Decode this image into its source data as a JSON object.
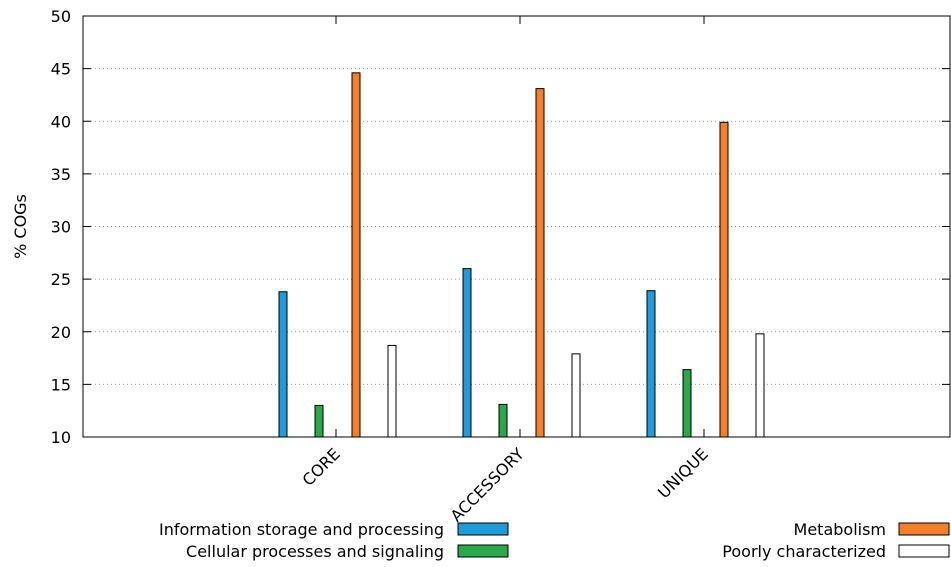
{
  "chart_data": {
    "type": "bar",
    "title": "",
    "xlabel": "",
    "ylabel": "% COGs",
    "ylim": [
      10,
      50
    ],
    "yticks": [
      10,
      15,
      20,
      25,
      30,
      35,
      40,
      45,
      50
    ],
    "grid": true,
    "categories": [
      "CORE",
      "ACCESSORY",
      "UNIQUE"
    ],
    "legend_placement": "bottom",
    "series": [
      {
        "name": "Information storage and processing",
        "color": "#1f9bd8",
        "values": [
          23.8,
          26.0,
          23.9
        ]
      },
      {
        "name": "Cellular processes and signaling",
        "color": "#2aa84a",
        "values": [
          13.0,
          13.1,
          16.4
        ]
      },
      {
        "name": "Metabolism",
        "color": "#f47f2a",
        "values": [
          44.6,
          43.1,
          39.9
        ]
      },
      {
        "name": "Poorly characterized",
        "color": "#ffffff",
        "values": [
          18.7,
          17.9,
          19.8
        ]
      }
    ]
  }
}
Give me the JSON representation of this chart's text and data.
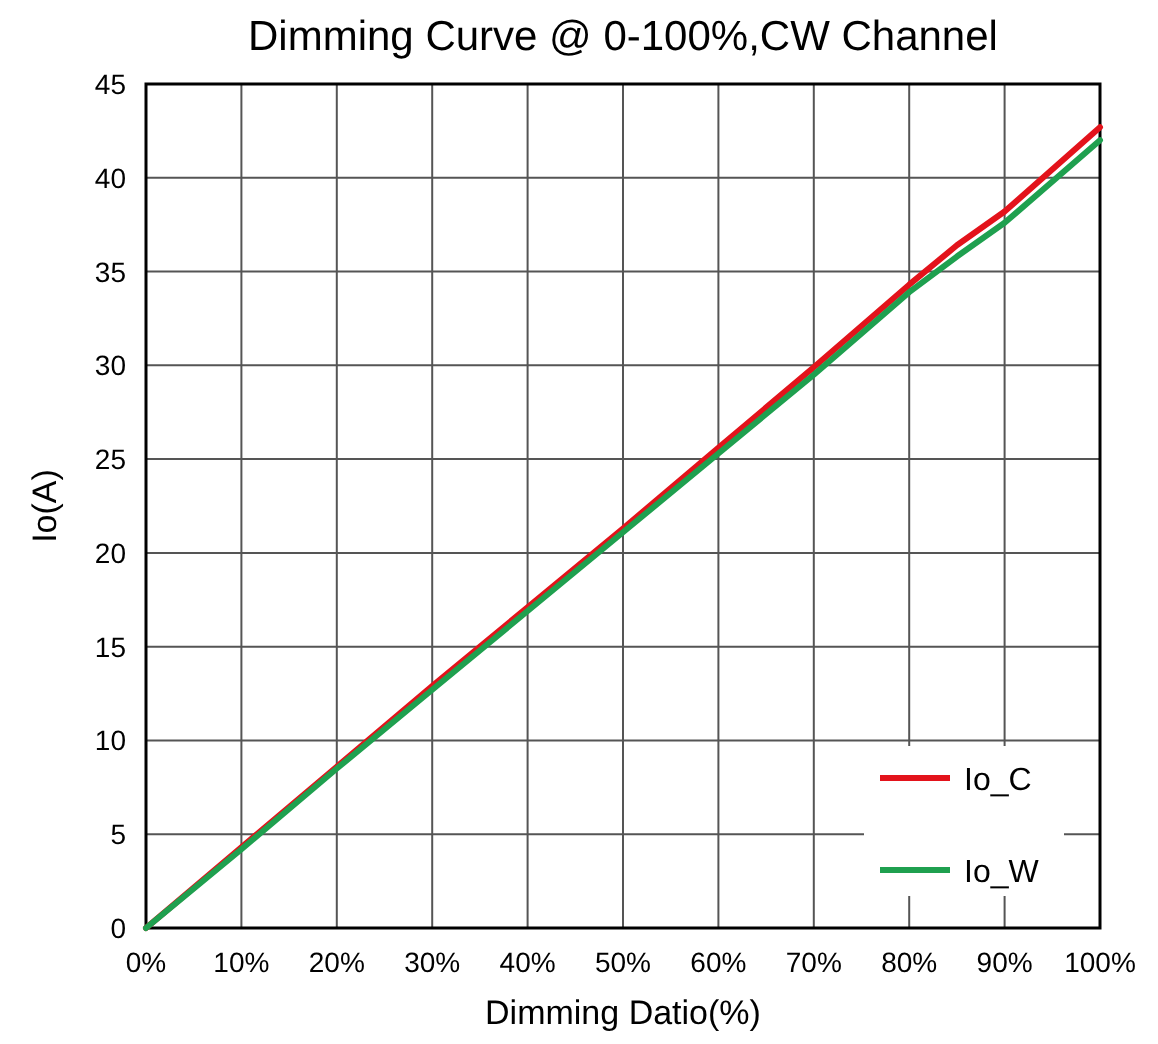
{
  "chart_data": {
    "type": "line",
    "title": "Dimming Curve @ 0-100%,CW Channel",
    "xlabel": "Dimming Datio(%)",
    "ylabel": "Io(A)",
    "x": [
      0,
      10,
      20,
      30,
      40,
      50,
      60,
      70,
      80,
      85,
      90,
      100
    ],
    "series": [
      {
        "name": "Io_C",
        "color": "#e3131b",
        "values": [
          0,
          4.3,
          8.6,
          12.9,
          17.1,
          21.3,
          25.6,
          29.9,
          34.3,
          36.4,
          38.2,
          42.7
        ]
      },
      {
        "name": "Io_W",
        "color": "#1fa04f",
        "values": [
          0,
          4.2,
          8.5,
          12.7,
          16.9,
          21.1,
          25.3,
          29.5,
          33.9,
          35.8,
          37.6,
          42.0
        ]
      }
    ],
    "xlim": [
      0,
      100
    ],
    "ylim": [
      0,
      45
    ],
    "xticks": [
      {
        "value": 0,
        "label": "0%"
      },
      {
        "value": 10,
        "label": "10%"
      },
      {
        "value": 20,
        "label": "20%"
      },
      {
        "value": 30,
        "label": "30%"
      },
      {
        "value": 40,
        "label": "40%"
      },
      {
        "value": 50,
        "label": "50%"
      },
      {
        "value": 60,
        "label": "60%"
      },
      {
        "value": 70,
        "label": "70%"
      },
      {
        "value": 80,
        "label": "80%"
      },
      {
        "value": 90,
        "label": "90%"
      },
      {
        "value": 100,
        "label": "100%"
      }
    ],
    "yticks": [
      0,
      5,
      10,
      15,
      20,
      25,
      30,
      35,
      40,
      45
    ],
    "grid": true,
    "legend": "bottom right",
    "marker": "none",
    "line_style": "solid"
  }
}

---------------

What is being asked
Drop the images and quote the entries word for word.

Worked answer
Decode this image into its source data as a JSON object.
{
  "chart_data": {
    "type": "bar",
    "title": "",
    "xlabel": "",
    "ylabel": "% COGs",
    "ylim": [
      10,
      50
    ],
    "yticks": [
      10,
      15,
      20,
      25,
      30,
      35,
      40,
      45,
      50
    ],
    "grid": true,
    "categories": [
      "CORE",
      "ACCESSORY",
      "UNIQUE"
    ],
    "legend_placement": "bottom",
    "series": [
      {
        "name": "Information storage and processing",
        "color": "#1f9bd8",
        "values": [
          23.8,
          26.0,
          23.9
        ]
      },
      {
        "name": "Cellular processes and signaling",
        "color": "#2aa84a",
        "values": [
          13.0,
          13.1,
          16.4
        ]
      },
      {
        "name": "Metabolism",
        "color": "#f47f2a",
        "values": [
          44.6,
          43.1,
          39.9
        ]
      },
      {
        "name": "Poorly characterized",
        "color": "#ffffff",
        "values": [
          18.7,
          17.9,
          19.8
        ]
      }
    ]
  }
}
Give me the JSON representation of this chart's text and data.
{
  "chart_data": {
    "type": "line",
    "title": "Dimming Curve @ 0-100%,CW Channel",
    "xlabel": "Dimming Datio(%)",
    "ylabel": "Io(A)",
    "x": [
      0,
      10,
      20,
      30,
      40,
      50,
      60,
      70,
      80,
      85,
      90,
      100
    ],
    "series": [
      {
        "name": "Io_C",
        "color": "#e3131b",
        "values": [
          0,
          4.3,
          8.6,
          12.9,
          17.1,
          21.3,
          25.6,
          29.9,
          34.3,
          36.4,
          38.2,
          42.7
        ]
      },
      {
        "name": "Io_W",
        "color": "#1fa04f",
        "values": [
          0,
          4.2,
          8.5,
          12.7,
          16.9,
          21.1,
          25.3,
          29.5,
          33.9,
          35.8,
          37.6,
          42.0
        ]
      }
    ],
    "xlim": [
      0,
      100
    ],
    "ylim": [
      0,
      45
    ],
    "xticks": [
      {
        "value": 0,
        "label": "0%"
      },
      {
        "value": 10,
        "label": "10%"
      },
      {
        "value": 20,
        "label": "20%"
      },
      {
        "value": 30,
        "label": "30%"
      },
      {
        "value": 40,
        "label": "40%"
      },
      {
        "value": 50,
        "label": "50%"
      },
      {
        "value": 60,
        "label": "60%"
      },
      {
        "value": 70,
        "label": "70%"
      },
      {
        "value": 80,
        "label": "80%"
      },
      {
        "value": 90,
        "label": "90%"
      },
      {
        "value": 100,
        "label": "100%"
      }
    ],
    "yticks": [
      0,
      5,
      10,
      15,
      20,
      25,
      30,
      35,
      40,
      45
    ],
    "grid": true,
    "legend": "bottom right",
    "marker": "none",
    "line_style": "solid"
  }
}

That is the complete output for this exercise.